## Short problem
Note how many lines hold the string "answer" and give that number without any other words.

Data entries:
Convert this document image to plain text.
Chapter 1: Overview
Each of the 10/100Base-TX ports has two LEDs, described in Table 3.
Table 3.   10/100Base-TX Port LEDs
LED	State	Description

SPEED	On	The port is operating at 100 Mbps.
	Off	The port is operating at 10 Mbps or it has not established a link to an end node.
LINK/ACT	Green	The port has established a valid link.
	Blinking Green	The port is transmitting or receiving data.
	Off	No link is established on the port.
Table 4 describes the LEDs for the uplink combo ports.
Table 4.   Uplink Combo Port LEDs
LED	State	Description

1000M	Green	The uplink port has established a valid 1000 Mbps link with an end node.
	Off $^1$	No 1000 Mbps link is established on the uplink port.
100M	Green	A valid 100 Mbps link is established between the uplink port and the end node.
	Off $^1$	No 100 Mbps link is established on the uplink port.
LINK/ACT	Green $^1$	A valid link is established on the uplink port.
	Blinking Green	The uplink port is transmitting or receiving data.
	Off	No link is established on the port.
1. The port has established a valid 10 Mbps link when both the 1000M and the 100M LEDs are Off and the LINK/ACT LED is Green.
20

==

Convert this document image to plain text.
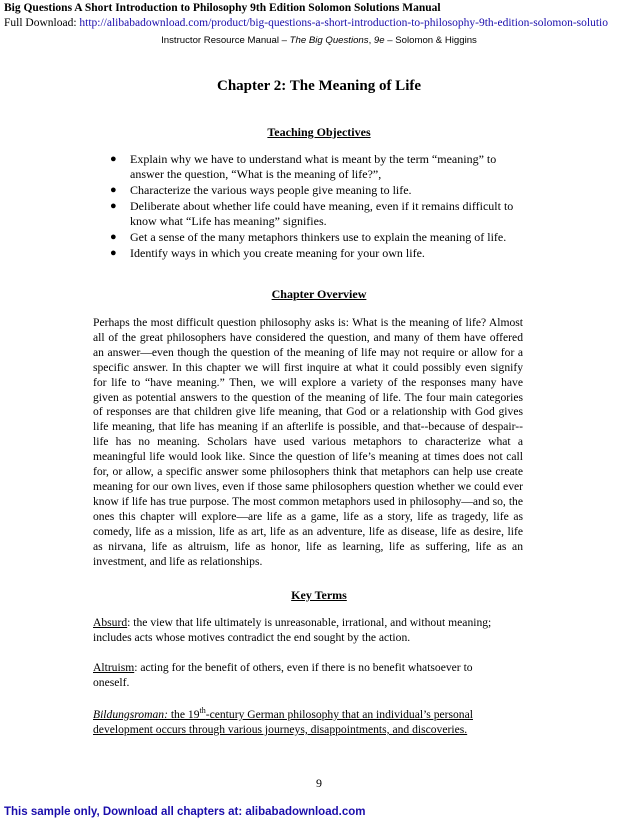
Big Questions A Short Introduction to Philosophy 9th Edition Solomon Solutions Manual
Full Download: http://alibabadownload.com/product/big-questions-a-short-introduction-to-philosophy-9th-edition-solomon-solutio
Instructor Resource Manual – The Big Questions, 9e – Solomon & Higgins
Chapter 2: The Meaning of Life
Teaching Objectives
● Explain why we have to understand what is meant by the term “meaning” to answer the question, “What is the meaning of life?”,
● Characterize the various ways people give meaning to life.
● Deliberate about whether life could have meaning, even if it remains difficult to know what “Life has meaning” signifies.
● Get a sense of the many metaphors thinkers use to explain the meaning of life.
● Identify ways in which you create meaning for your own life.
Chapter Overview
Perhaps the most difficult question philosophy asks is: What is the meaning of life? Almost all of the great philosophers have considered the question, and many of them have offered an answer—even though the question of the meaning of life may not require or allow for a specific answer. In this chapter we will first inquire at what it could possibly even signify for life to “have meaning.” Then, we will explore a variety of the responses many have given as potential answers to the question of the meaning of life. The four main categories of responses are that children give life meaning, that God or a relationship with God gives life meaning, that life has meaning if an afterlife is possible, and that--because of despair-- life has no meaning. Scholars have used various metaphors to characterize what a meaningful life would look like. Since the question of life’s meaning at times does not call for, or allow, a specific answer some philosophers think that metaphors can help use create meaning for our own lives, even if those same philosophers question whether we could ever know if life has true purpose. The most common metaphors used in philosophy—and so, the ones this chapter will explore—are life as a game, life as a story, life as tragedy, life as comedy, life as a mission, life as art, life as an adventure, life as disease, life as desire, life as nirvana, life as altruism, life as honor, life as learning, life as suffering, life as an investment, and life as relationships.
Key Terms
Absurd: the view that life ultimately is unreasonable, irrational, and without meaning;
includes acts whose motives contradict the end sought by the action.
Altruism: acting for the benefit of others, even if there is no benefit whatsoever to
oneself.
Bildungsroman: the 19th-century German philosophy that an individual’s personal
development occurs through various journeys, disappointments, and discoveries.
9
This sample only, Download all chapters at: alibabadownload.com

...

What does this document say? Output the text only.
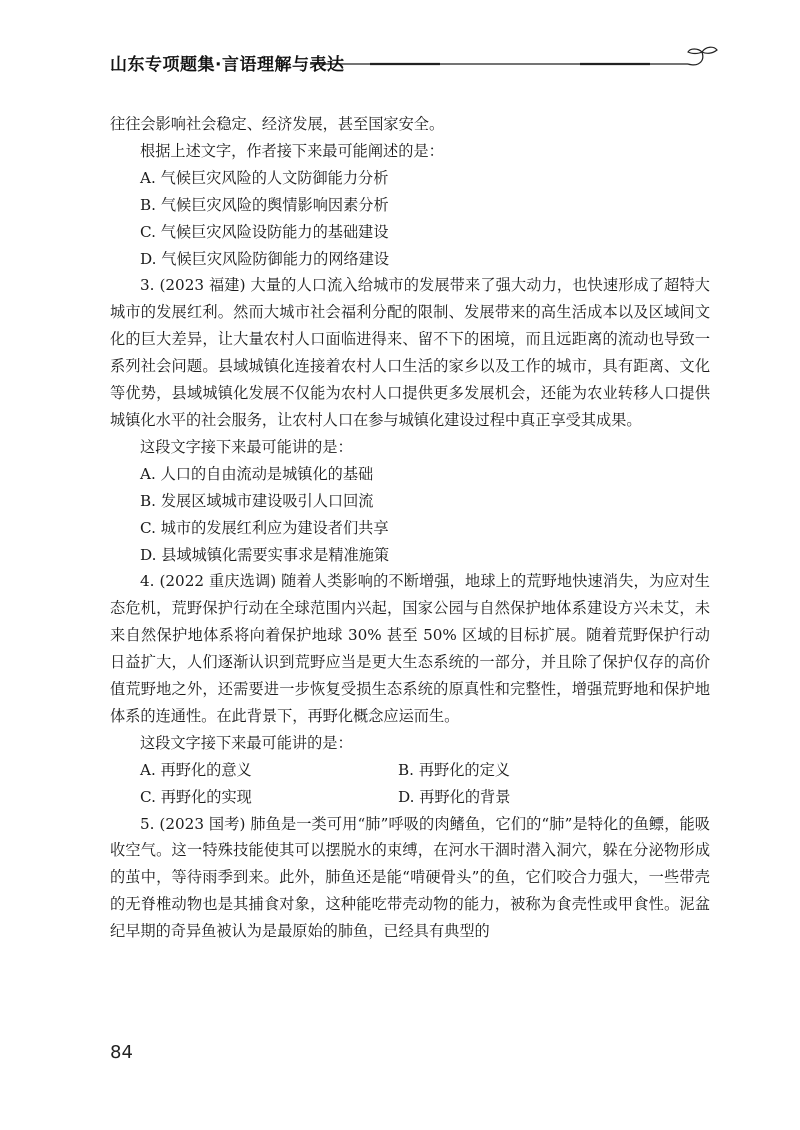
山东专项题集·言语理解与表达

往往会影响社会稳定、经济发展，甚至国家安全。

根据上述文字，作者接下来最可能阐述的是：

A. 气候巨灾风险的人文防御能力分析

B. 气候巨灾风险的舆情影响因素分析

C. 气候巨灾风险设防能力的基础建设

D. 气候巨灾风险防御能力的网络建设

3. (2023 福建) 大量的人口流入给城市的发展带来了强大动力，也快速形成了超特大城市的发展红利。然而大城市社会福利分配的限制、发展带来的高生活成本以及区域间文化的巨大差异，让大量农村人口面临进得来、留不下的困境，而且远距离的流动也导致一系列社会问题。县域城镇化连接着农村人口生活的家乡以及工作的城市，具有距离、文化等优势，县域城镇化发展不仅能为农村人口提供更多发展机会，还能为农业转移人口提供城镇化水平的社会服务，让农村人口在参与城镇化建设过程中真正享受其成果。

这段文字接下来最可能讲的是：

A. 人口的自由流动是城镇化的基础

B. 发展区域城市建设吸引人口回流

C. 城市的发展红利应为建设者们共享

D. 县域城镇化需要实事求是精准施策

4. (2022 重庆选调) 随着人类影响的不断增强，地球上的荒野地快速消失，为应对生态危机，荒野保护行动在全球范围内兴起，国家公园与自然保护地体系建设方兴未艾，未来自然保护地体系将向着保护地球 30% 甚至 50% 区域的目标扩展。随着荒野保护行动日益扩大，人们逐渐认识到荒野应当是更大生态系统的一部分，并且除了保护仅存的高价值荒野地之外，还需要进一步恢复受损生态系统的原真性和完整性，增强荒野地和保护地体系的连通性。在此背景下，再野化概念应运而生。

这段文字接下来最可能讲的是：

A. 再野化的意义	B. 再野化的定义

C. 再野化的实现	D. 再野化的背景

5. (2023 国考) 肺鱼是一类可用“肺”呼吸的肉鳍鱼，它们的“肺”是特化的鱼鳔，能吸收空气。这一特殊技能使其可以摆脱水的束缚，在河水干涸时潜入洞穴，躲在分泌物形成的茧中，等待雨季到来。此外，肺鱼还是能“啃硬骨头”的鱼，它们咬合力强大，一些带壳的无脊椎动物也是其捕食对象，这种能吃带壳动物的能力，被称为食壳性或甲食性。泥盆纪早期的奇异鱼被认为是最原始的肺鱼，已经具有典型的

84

## Result
2